EXERCISE GOAL: Whenever a line contains the string "this", copy it out of the entries.

DATA FOR PROCESSING:

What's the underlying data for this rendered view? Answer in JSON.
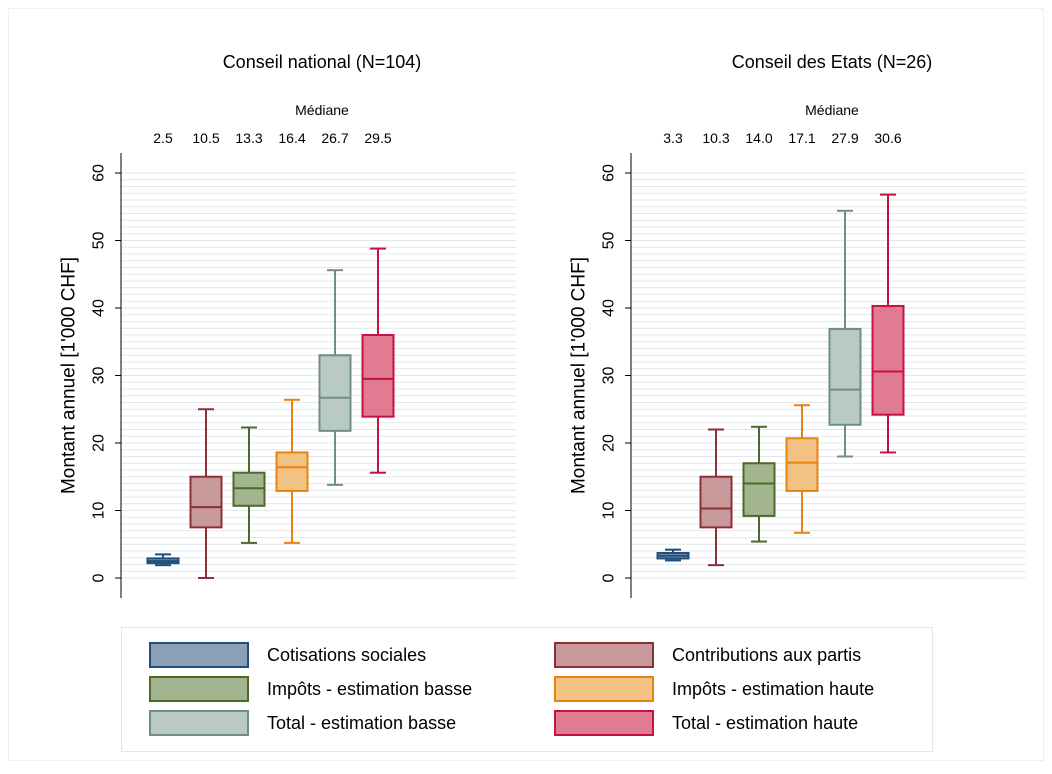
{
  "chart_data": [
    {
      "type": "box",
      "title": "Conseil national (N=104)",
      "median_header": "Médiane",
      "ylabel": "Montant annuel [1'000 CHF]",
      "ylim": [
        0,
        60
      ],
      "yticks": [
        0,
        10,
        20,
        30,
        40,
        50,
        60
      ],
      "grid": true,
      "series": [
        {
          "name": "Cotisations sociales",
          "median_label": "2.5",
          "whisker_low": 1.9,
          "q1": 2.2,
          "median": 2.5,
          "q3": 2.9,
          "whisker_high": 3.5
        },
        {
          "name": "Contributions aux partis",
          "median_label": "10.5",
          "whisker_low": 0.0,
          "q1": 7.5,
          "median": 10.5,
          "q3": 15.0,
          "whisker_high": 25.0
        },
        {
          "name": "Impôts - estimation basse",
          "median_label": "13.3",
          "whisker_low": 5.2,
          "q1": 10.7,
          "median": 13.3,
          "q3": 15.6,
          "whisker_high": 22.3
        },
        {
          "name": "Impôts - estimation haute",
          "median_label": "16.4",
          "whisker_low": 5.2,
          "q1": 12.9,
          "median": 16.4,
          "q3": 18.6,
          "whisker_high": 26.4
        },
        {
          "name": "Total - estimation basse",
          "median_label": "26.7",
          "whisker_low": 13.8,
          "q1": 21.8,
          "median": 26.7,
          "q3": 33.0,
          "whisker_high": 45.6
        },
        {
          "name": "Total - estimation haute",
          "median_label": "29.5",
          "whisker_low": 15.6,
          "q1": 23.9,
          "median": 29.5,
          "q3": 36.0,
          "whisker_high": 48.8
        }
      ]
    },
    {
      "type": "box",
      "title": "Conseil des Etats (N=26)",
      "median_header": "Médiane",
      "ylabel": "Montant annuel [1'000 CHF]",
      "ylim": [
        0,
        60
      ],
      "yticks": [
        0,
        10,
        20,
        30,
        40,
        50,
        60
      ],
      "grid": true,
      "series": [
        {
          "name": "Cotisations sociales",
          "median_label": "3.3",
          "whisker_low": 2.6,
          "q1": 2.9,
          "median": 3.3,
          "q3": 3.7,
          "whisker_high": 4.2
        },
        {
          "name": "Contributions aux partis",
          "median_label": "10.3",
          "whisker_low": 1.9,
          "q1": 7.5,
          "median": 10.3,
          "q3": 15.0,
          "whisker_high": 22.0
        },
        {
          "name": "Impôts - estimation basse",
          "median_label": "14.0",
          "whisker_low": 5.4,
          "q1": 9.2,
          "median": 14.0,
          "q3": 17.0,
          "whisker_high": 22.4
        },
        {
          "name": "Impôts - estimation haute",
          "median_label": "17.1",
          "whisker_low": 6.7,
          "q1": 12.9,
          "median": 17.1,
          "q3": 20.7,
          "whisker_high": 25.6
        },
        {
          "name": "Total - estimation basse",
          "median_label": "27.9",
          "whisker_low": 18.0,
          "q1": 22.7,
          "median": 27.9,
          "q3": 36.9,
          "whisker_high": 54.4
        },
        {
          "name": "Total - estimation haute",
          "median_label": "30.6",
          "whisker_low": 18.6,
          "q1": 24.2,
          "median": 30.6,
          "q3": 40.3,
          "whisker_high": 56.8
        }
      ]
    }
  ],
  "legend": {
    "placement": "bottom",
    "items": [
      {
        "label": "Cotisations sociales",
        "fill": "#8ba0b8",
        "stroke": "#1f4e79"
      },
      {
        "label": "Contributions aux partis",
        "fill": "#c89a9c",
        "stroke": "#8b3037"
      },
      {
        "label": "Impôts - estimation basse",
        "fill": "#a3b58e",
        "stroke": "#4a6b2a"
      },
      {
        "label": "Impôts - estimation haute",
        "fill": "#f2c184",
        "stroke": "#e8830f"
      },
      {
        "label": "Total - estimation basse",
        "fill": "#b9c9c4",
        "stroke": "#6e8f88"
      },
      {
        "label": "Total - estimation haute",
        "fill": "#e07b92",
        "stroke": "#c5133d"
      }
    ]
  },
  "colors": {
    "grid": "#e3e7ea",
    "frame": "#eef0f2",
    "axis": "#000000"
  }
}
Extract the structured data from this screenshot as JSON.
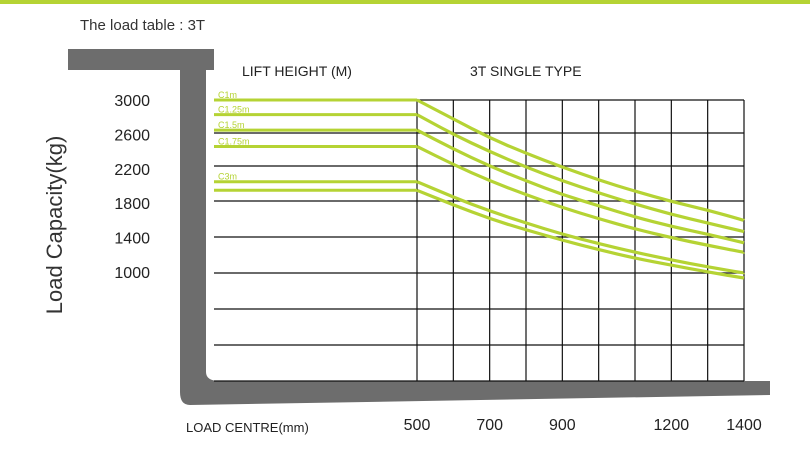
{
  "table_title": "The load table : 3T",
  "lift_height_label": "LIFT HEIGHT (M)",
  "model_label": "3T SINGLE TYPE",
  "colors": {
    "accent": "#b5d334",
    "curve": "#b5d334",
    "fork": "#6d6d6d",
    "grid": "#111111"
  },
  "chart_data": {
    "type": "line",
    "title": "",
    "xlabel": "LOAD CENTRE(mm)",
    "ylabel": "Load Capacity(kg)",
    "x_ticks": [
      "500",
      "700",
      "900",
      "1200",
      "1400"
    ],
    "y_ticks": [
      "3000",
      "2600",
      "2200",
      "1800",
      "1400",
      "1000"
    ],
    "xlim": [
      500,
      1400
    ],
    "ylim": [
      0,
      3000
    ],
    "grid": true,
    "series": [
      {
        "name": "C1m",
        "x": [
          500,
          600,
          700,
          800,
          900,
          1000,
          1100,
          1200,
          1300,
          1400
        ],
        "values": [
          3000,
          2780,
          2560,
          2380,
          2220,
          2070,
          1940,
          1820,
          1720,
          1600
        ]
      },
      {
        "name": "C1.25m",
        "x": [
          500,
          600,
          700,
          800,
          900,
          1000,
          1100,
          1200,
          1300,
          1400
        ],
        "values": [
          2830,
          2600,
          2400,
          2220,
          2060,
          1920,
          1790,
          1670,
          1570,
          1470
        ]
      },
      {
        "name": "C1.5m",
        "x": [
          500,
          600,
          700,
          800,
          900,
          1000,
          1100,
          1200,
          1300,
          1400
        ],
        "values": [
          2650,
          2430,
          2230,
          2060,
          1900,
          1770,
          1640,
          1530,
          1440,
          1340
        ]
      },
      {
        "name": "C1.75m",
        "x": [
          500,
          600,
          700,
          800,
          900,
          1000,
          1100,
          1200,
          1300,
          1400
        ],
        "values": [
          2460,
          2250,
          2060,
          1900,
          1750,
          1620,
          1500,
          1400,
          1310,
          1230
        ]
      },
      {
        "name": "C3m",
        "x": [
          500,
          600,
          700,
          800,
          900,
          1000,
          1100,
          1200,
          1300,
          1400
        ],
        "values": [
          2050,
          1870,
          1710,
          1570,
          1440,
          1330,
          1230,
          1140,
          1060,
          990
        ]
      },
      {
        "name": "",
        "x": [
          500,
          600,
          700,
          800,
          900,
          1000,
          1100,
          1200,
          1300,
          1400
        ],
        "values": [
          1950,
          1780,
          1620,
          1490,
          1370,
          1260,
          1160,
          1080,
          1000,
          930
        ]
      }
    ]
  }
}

CORRECT OUTPUT:
What's the underlying data for this rendered view? Answer in JSON.
Extract the structured data from this screenshot as JSON.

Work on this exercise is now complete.